### WORK INSTRUCTIONS:
Only lines with the string "this" matter here; gather them from the material below.

Data entries for graphics
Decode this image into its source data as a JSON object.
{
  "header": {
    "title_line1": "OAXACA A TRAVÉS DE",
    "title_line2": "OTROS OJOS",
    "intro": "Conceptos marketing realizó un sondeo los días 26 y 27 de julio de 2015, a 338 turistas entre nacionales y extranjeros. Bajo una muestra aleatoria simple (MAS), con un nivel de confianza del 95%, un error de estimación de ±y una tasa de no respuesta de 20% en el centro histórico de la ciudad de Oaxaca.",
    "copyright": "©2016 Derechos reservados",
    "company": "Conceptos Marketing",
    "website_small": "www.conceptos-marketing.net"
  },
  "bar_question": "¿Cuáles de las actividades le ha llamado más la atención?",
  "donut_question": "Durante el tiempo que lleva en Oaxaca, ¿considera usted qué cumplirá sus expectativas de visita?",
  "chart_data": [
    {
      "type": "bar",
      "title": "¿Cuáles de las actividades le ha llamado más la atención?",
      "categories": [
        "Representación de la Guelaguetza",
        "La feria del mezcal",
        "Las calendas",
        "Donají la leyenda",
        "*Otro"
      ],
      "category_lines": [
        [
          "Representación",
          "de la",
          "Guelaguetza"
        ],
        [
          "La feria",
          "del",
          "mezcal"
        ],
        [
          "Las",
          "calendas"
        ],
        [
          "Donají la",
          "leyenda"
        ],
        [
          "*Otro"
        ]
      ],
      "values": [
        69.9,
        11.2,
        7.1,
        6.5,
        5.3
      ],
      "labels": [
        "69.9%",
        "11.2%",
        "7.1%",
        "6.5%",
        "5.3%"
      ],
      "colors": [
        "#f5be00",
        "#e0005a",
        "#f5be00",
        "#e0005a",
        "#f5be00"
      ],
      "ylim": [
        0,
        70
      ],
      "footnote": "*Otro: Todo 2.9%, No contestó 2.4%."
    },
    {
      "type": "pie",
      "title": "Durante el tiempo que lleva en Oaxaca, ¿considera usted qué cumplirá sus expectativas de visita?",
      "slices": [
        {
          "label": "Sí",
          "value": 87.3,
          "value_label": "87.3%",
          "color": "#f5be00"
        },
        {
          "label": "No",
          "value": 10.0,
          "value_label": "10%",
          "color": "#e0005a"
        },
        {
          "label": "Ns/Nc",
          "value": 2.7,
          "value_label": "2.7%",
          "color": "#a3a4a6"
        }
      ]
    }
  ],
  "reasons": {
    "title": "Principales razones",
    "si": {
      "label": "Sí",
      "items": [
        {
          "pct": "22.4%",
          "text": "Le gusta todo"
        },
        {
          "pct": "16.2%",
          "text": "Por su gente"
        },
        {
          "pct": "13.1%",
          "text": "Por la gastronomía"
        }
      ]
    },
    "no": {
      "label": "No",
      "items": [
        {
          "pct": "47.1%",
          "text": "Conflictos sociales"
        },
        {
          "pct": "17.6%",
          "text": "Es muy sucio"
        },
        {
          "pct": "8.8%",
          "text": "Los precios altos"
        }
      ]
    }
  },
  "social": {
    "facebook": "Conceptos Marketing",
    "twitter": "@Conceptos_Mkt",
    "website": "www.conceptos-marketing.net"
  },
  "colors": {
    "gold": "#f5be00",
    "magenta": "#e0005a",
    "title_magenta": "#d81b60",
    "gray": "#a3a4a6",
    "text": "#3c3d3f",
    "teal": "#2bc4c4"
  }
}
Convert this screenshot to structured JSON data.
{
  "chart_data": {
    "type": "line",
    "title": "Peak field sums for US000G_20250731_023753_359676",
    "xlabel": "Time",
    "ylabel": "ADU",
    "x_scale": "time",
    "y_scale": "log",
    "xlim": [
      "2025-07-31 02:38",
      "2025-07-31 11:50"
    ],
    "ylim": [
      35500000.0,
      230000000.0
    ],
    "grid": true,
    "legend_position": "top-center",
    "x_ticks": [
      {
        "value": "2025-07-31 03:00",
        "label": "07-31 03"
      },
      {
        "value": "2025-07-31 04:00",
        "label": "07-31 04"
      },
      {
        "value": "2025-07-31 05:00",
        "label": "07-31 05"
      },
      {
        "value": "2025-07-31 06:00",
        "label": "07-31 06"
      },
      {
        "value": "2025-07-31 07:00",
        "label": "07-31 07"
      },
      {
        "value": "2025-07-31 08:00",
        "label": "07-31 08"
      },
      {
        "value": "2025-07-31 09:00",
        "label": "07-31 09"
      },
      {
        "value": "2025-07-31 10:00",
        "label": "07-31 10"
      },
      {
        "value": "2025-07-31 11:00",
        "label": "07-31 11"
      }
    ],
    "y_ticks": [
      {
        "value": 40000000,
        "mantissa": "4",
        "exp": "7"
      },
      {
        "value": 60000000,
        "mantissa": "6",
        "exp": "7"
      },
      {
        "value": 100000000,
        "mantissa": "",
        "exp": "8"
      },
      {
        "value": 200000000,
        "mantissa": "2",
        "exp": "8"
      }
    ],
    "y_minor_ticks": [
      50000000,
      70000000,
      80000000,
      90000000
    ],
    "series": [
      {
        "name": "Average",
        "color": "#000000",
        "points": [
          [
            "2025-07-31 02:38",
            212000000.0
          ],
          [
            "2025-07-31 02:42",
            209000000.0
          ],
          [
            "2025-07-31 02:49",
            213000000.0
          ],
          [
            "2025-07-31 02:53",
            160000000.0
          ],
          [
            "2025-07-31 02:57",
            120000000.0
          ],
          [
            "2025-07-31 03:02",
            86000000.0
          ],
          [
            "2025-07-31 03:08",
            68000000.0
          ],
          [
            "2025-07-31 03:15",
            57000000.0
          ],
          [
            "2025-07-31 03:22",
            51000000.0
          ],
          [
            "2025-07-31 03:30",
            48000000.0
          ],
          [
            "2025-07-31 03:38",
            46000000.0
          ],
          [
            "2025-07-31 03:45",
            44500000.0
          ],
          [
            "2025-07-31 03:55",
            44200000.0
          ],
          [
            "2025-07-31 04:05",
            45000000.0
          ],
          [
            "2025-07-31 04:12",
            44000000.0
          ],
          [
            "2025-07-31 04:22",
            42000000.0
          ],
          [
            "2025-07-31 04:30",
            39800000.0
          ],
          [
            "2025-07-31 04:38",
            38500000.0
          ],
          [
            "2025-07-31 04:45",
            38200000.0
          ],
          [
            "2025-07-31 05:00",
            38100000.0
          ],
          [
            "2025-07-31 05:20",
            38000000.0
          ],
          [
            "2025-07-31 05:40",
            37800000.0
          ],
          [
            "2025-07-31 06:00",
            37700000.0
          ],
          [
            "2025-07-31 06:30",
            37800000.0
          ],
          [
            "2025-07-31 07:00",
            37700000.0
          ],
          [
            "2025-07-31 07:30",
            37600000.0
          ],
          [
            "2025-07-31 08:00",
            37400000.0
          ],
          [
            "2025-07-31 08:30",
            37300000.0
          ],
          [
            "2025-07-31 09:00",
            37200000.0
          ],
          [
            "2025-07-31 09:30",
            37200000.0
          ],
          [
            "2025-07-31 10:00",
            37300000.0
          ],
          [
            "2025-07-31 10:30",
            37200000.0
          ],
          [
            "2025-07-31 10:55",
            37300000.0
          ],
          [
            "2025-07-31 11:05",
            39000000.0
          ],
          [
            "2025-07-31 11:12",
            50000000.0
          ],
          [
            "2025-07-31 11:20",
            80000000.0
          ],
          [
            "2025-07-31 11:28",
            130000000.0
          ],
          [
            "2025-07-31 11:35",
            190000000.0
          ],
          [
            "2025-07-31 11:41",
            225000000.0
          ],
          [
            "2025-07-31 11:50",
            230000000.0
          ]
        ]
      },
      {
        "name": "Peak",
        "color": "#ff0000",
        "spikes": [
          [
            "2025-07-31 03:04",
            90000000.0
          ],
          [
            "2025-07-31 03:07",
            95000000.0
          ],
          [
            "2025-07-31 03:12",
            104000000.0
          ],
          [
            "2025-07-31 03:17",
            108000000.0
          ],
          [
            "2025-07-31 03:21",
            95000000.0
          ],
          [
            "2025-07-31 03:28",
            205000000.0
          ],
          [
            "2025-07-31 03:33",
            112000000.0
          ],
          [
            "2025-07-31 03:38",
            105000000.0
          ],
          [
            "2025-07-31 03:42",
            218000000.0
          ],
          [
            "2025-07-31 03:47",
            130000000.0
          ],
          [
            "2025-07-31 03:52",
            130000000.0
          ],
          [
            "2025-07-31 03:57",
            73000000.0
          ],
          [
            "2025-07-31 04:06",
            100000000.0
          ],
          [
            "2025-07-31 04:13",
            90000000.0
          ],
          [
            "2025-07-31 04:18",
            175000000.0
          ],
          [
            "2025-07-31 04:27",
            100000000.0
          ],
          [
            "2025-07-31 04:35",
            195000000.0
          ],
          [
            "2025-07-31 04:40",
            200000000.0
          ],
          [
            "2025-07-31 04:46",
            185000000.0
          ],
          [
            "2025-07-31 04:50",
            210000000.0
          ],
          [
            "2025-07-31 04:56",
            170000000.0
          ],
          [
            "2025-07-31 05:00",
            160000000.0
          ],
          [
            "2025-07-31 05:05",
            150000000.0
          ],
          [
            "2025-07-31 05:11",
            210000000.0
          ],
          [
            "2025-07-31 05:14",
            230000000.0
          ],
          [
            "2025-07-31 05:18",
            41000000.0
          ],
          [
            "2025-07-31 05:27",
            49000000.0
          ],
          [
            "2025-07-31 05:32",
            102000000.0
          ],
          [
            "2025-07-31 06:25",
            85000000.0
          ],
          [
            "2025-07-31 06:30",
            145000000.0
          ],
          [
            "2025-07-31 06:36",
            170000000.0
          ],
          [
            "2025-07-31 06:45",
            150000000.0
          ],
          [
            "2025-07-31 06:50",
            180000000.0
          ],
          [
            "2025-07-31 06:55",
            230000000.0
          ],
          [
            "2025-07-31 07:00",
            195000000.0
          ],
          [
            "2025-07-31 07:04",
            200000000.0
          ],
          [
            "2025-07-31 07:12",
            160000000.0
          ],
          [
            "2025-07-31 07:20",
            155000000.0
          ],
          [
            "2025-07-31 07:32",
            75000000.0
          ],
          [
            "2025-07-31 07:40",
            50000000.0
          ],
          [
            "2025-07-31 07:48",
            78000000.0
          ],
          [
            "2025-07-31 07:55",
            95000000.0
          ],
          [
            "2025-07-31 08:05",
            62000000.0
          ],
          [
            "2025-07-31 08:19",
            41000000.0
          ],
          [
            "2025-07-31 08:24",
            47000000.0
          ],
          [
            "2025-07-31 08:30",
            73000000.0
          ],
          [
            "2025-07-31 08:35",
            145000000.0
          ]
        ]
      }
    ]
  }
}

### FINISHED ANSWER:
Decode this image into its source data as a JSON object.
Convert this screenshot to structured JSON data.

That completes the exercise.